**ROWS**
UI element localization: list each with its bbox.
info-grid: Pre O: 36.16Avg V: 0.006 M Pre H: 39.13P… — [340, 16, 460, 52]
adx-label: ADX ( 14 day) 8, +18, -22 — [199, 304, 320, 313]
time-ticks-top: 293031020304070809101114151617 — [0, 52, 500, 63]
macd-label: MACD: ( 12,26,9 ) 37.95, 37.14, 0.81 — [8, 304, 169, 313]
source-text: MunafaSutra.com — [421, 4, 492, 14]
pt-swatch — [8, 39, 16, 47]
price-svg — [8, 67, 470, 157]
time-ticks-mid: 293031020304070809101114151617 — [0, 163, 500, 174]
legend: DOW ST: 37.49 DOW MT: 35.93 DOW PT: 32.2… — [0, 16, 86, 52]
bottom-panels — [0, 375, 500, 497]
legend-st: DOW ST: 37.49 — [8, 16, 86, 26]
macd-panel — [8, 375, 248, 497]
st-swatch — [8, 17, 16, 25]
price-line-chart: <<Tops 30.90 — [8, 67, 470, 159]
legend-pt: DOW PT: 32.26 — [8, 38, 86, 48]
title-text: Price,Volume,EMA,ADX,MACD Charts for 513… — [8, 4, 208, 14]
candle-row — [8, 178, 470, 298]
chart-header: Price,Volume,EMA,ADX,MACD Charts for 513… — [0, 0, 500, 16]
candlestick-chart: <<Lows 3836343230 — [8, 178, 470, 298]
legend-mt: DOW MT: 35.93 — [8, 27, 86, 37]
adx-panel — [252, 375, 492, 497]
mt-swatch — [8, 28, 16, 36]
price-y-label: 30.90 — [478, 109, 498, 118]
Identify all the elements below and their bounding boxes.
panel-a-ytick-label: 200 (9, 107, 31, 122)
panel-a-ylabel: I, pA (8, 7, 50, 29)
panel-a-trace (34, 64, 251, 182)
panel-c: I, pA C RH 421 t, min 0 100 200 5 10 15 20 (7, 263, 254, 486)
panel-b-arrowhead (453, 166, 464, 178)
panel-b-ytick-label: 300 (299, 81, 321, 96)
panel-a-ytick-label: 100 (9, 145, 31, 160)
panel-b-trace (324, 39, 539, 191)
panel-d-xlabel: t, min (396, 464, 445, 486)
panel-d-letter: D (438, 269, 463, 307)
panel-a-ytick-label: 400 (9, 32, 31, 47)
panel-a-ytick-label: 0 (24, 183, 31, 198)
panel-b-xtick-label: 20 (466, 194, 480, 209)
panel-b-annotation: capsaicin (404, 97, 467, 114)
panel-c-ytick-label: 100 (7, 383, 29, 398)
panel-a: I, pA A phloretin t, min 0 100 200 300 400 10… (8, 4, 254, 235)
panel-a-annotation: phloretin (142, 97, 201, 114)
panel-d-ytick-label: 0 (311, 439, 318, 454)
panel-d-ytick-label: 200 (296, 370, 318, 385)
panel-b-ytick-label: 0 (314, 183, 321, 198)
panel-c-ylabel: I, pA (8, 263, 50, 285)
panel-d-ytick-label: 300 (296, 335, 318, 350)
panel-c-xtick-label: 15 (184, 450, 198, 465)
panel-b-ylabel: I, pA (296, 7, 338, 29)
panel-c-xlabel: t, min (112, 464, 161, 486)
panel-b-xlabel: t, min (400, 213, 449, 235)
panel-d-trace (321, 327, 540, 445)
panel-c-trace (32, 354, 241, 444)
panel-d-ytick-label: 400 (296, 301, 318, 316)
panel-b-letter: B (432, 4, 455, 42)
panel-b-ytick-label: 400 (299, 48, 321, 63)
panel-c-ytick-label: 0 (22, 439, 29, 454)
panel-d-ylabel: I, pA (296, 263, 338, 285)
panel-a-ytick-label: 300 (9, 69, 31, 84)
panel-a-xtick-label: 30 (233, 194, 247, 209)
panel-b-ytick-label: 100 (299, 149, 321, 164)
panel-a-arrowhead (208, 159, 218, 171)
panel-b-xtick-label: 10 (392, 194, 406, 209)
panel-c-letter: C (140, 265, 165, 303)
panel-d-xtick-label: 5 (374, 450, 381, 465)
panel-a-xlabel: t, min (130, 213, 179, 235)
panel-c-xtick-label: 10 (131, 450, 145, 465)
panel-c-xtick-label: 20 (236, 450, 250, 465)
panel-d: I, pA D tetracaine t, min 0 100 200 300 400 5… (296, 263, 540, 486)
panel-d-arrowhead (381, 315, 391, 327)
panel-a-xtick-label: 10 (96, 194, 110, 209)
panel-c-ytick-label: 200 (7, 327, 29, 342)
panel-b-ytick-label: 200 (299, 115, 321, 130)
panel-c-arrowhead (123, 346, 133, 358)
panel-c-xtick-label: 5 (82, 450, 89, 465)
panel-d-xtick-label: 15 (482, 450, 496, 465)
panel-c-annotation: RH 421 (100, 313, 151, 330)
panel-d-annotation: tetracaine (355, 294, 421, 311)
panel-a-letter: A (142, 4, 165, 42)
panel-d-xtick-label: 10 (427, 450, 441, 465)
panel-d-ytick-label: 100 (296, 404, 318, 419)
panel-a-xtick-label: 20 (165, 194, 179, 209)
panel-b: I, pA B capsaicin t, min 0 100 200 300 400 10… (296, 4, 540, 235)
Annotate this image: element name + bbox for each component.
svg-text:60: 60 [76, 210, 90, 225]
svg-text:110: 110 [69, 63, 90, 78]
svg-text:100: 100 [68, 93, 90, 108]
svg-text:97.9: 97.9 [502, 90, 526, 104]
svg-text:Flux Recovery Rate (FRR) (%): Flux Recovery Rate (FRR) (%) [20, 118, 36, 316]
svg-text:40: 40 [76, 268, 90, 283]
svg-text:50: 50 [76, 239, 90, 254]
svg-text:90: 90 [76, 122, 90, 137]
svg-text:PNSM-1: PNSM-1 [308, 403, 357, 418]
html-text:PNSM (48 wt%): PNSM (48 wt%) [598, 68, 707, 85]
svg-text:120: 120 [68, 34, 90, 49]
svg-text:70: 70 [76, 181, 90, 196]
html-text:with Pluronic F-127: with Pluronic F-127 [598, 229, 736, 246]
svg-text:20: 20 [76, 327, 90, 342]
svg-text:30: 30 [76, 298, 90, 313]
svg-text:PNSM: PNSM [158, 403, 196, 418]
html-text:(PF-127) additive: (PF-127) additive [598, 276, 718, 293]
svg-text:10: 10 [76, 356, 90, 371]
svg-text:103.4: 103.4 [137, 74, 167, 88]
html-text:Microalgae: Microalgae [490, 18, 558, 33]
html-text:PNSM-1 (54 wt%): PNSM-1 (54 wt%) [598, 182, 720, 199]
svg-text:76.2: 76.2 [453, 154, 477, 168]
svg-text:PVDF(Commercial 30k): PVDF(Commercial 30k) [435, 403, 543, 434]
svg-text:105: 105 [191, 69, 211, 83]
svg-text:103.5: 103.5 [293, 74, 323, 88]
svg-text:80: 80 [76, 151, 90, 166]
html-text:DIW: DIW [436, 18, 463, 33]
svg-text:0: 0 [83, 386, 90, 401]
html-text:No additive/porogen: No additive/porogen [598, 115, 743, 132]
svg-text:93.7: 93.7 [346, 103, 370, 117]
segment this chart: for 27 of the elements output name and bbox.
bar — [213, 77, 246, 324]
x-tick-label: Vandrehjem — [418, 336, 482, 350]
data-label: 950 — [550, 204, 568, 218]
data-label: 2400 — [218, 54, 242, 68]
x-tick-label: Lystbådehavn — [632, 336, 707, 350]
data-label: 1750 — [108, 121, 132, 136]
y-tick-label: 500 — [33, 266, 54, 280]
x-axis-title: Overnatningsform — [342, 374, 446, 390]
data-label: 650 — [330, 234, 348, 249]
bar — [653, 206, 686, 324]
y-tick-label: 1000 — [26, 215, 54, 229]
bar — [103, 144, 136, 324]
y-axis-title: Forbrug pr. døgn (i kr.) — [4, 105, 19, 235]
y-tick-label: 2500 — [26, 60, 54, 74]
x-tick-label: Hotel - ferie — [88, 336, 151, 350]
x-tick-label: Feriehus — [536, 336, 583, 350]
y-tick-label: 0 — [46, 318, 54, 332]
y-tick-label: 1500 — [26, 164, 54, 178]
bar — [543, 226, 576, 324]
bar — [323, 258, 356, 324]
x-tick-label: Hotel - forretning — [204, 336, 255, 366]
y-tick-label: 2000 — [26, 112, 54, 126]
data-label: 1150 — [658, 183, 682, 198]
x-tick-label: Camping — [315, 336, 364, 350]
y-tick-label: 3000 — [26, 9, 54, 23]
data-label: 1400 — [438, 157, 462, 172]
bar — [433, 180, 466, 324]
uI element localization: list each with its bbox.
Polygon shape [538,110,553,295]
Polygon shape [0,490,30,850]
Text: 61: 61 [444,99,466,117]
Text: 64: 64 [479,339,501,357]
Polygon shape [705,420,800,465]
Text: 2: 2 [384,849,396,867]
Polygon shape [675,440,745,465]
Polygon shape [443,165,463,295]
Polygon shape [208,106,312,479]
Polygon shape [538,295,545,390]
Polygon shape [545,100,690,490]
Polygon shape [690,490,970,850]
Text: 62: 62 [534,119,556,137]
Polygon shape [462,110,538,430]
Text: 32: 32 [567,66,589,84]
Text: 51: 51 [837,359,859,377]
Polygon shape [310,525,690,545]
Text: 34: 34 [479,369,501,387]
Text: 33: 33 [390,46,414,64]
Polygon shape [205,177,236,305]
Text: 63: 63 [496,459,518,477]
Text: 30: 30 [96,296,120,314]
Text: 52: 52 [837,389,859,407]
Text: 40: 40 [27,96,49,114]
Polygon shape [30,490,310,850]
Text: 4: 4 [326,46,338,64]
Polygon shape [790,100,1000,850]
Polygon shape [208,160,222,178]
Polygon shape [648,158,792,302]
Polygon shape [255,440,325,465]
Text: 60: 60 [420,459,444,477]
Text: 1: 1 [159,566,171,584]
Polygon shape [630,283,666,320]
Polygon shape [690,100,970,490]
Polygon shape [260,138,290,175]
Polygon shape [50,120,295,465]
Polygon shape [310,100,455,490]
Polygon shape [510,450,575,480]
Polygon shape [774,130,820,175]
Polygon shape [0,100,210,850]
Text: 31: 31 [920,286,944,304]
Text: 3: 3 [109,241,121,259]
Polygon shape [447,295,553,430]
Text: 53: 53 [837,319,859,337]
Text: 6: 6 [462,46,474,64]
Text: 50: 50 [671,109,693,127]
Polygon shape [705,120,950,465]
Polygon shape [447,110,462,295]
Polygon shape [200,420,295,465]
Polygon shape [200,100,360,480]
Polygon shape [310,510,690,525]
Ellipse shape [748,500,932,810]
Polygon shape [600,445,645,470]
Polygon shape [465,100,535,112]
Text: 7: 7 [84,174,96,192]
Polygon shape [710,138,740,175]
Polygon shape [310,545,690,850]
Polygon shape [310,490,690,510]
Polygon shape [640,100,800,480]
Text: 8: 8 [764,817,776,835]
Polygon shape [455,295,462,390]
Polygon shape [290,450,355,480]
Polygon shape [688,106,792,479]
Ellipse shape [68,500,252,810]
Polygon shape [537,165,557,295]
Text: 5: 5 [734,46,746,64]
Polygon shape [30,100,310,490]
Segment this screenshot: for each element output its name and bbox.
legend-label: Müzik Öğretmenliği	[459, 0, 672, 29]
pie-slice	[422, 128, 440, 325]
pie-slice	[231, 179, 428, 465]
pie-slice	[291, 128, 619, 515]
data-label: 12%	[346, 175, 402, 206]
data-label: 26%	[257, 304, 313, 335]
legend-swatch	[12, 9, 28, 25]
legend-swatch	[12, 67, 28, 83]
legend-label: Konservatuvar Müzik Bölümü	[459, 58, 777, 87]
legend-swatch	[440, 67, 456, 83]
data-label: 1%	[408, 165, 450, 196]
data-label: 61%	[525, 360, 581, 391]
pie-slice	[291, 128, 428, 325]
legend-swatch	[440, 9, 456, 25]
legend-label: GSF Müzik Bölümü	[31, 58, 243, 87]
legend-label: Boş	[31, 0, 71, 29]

**WRITTEN REQUEST**
Pull out every line of the listing above that contains the string "trace". Case counts.

**TASK RESULT**
panel-a-trace (34, 64, 251, 182)
panel-b-trace (324, 39, 539, 191)
panel-d-trace (321, 327, 540, 445)
panel-c-trace (32, 354, 241, 444)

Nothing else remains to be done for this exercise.